**Given records:**

☆ ☆ ☆ ☆ ☆

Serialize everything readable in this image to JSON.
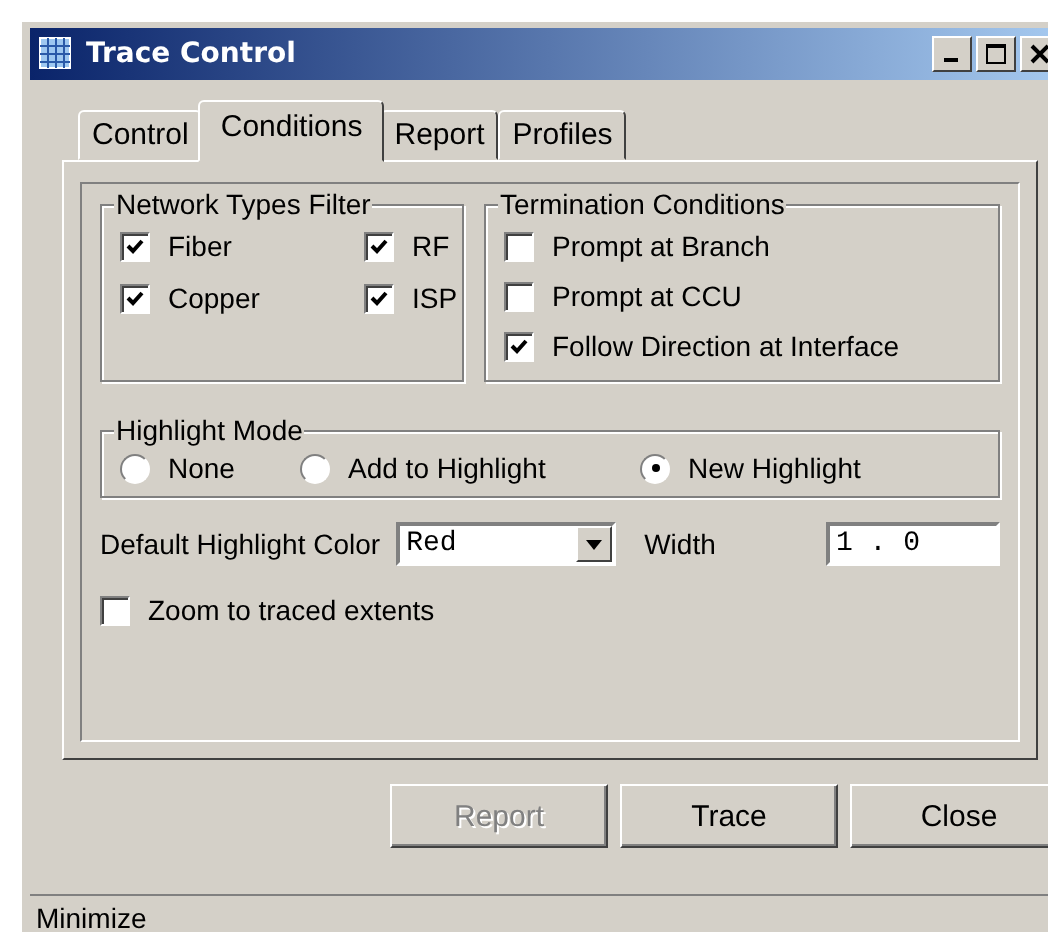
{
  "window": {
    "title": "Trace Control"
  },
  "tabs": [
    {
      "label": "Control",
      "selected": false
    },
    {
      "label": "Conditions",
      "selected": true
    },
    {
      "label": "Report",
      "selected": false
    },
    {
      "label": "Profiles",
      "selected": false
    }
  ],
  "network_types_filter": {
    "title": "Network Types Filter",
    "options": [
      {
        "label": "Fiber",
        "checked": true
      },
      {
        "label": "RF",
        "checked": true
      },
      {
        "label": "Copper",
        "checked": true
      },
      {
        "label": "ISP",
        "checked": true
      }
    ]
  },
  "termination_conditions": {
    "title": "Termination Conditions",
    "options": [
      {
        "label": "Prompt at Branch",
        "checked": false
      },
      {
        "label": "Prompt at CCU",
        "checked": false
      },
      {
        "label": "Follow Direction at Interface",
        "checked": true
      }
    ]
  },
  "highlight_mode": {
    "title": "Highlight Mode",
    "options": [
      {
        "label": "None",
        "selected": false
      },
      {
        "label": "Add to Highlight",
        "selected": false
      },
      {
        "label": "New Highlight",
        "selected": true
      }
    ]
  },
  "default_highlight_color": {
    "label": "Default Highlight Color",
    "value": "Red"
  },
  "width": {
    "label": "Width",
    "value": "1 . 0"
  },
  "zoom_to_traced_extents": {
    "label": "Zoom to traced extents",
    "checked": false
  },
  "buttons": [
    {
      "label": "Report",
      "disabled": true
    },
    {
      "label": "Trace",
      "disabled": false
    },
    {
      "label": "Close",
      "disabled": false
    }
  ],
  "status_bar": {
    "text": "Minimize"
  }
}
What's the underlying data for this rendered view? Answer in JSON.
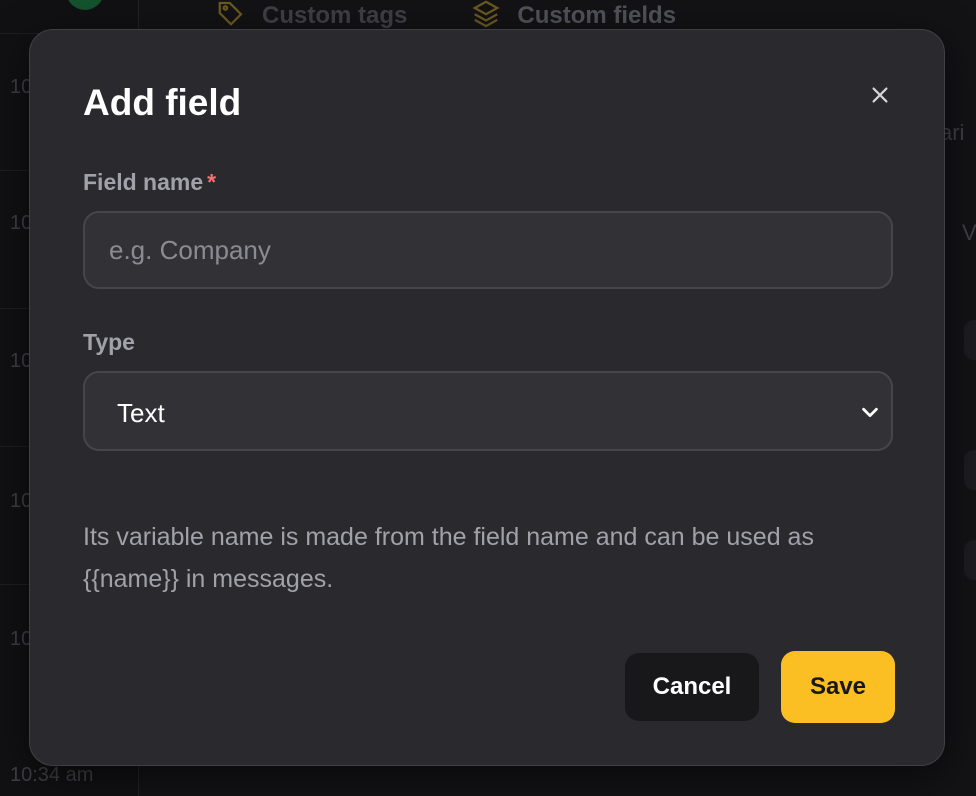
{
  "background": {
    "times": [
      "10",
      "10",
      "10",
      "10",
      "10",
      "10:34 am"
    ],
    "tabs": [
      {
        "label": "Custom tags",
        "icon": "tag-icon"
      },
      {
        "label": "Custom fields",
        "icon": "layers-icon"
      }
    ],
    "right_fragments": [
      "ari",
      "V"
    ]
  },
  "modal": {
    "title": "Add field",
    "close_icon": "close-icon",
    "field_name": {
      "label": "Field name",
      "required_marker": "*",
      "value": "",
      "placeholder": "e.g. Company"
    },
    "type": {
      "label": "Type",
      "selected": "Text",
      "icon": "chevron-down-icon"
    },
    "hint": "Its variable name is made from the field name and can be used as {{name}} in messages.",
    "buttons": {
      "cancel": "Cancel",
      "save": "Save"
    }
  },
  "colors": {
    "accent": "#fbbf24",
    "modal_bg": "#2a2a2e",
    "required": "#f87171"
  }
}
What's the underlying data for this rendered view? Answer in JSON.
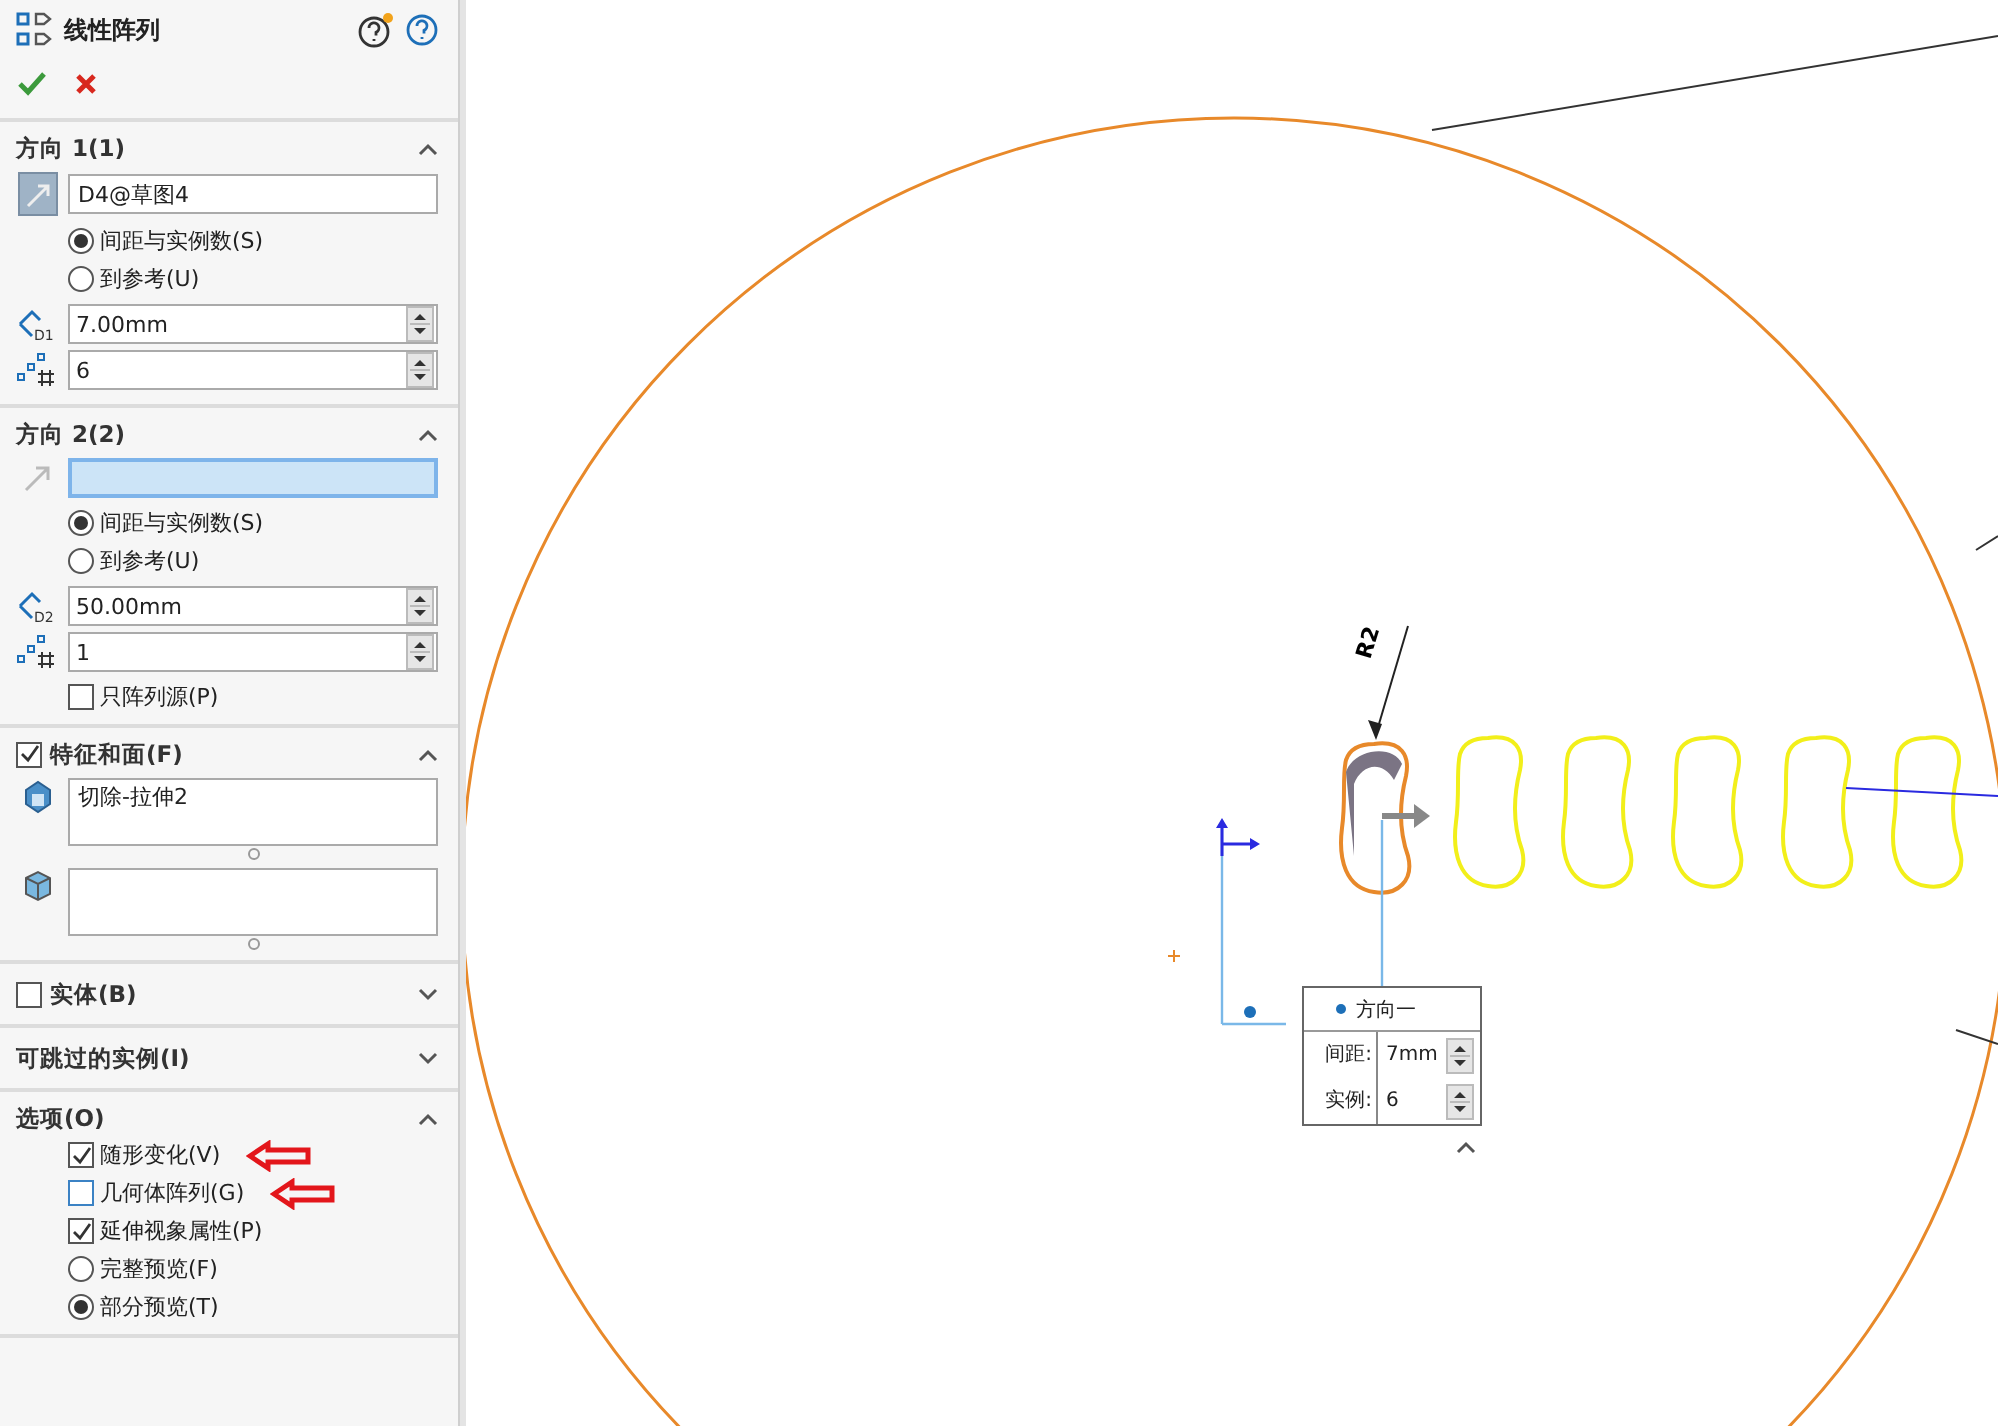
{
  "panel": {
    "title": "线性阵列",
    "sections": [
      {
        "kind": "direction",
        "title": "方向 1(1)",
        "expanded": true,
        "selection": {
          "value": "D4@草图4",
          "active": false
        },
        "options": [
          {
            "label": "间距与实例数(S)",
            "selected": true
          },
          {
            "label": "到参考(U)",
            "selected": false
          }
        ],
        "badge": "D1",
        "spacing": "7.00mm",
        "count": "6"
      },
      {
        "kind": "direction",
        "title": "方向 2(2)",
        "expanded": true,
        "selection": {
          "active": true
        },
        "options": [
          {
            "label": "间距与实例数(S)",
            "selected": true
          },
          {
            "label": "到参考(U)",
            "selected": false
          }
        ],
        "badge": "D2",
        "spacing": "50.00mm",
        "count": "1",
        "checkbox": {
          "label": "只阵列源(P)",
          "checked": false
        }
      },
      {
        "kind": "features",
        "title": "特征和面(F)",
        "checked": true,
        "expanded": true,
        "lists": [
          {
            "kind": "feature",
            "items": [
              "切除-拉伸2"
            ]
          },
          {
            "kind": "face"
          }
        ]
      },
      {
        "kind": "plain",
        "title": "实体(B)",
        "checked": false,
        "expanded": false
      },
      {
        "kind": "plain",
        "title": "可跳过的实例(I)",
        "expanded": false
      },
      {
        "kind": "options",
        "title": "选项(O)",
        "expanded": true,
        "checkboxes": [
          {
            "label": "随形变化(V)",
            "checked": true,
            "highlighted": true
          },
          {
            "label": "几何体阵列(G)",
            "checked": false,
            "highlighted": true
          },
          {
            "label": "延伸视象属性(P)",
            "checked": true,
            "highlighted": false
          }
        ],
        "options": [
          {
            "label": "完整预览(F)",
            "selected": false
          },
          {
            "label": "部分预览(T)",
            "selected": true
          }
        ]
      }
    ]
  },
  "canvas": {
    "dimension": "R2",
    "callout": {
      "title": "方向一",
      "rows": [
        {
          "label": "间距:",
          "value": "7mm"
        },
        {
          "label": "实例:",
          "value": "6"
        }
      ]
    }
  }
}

☆ ☆ ☆ ☆ ☆

Reproduce the data above in full, exactly as it is, with the pictures left out.

Serialize everything readable in this image to JSON.
{
  "window": {
    "title": "Trace Control"
  },
  "tabs": [
    {
      "label": "Control",
      "selected": false
    },
    {
      "label": "Conditions",
      "selected": true
    },
    {
      "label": "Report",
      "selected": false
    },
    {
      "label": "Profiles",
      "selected": false
    }
  ],
  "network_types_filter": {
    "title": "Network Types Filter",
    "options": [
      {
        "label": "Fiber",
        "checked": true
      },
      {
        "label": "RF",
        "checked": true
      },
      {
        "label": "Copper",
        "checked": true
      },
      {
        "label": "ISP",
        "checked": true
      }
    ]
  },
  "termination_conditions": {
    "title": "Termination Conditions",
    "options": [
      {
        "label": "Prompt at Branch",
        "checked": false
      },
      {
        "label": "Prompt at CCU",
        "checked": false
      },
      {
        "label": "Follow Direction at Interface",
        "checked": true
      }
    ]
  },
  "highlight_mode": {
    "title": "Highlight Mode",
    "options": [
      {
        "label": "None",
        "selected": false
      },
      {
        "label": "Add to Highlight",
        "selected": false
      },
      {
        "label": "New Highlight",
        "selected": true
      }
    ]
  },
  "default_highlight_color": {
    "label": "Default Highlight Color",
    "value": "Red"
  },
  "width": {
    "label": "Width",
    "value": "1 . 0"
  },
  "zoom_to_traced_extents": {
    "label": "Zoom to traced extents",
    "checked": false
  },
  "buttons": [
    {
      "label": "Report",
      "disabled": true
    },
    {
      "label": "Trace",
      "disabled": false
    },
    {
      "label": "Close",
      "disabled": false
    }
  ],
  "status_bar": {
    "text": "Minimize"
  }
}
What's the underlying data for this rendered view? Answer in JSON.
{
  "background": {
    "times": [
      "10",
      "10",
      "10",
      "10",
      "10",
      "10:34 am"
    ],
    "tabs": [
      {
        "label": "Custom tags",
        "icon": "tag-icon"
      },
      {
        "label": "Custom fields",
        "icon": "layers-icon"
      }
    ],
    "right_fragments": [
      "ari",
      "V"
    ]
  },
  "modal": {
    "title": "Add field",
    "close_icon": "close-icon",
    "field_name": {
      "label": "Field name",
      "required_marker": "*",
      "value": "",
      "placeholder": "e.g. Company"
    },
    "type": {
      "label": "Type",
      "selected": "Text",
      "icon": "chevron-down-icon"
    },
    "hint": "Its variable name is made from the field name and can be used as {{name}} in messages.",
    "buttons": {
      "cancel": "Cancel",
      "save": "Save"
    }
  },
  "colors": {
    "accent": "#fbbf24",
    "modal_bg": "#2a2a2e",
    "required": "#f87171"
  }
}
What's the underlying data for this rendered view? Answer in JSON.
{
  "panel": {
    "title": "线性阵列",
    "sections": [
      {
        "kind": "direction",
        "title": "方向 1(1)",
        "expanded": true,
        "selection": {
          "value": "D4@草图4",
          "active": false
        },
        "options": [
          {
            "label": "间距与实例数(S)",
            "selected": true
          },
          {
            "label": "到参考(U)",
            "selected": false
          }
        ],
        "badge": "D1",
        "spacing": "7.00mm",
        "count": "6"
      },
      {
        "kind": "direction",
        "title": "方向 2(2)",
        "expanded": true,
        "selection": {
          "active": true
        },
        "options": [
          {
            "label": "间距与实例数(S)",
            "selected": true
          },
          {
            "label": "到参考(U)",
            "selected": false
          }
        ],
        "badge": "D2",
        "spacing": "50.00mm",
        "count": "1",
        "checkbox": {
          "label": "只阵列源(P)",
          "checked": false
        }
      },
      {
        "kind": "features",
        "title": "特征和面(F)",
        "checked": true,
        "expanded": true,
        "lists": [
          {
            "kind": "feature",
            "items": [
              "切除-拉伸2"
            ]
          },
          {
            "kind": "face"
          }
        ]
      },
      {
        "kind": "plain",
        "title": "实体(B)",
        "checked": false,
        "expanded": false
      },
      {
        "kind": "plain",
        "title": "可跳过的实例(I)",
        "expanded": false
      },
      {
        "kind": "options",
        "title": "选项(O)",
        "expanded": true,
        "checkboxes": [
          {
            "label": "随形变化(V)",
            "checked": true,
            "highlighted": true
          },
          {
            "label": "几何体阵列(G)",
            "checked": false,
            "highlighted": true
          },
          {
            "label": "延伸视象属性(P)",
            "checked": true,
            "highlighted": false
          }
        ],
        "options": [
          {
            "label": "完整预览(F)",
            "selected": false
          },
          {
            "label": "部分预览(T)",
            "selected": true
          }
        ]
      }
    ]
  },
  "canvas": {
    "dimension": "R2",
    "callout": {
      "title": "方向一",
      "rows": [
        {
          "label": "间距:",
          "value": "7mm"
        },
        {
          "label": "实例:",
          "value": "6"
        }
      ]
    }
  }
}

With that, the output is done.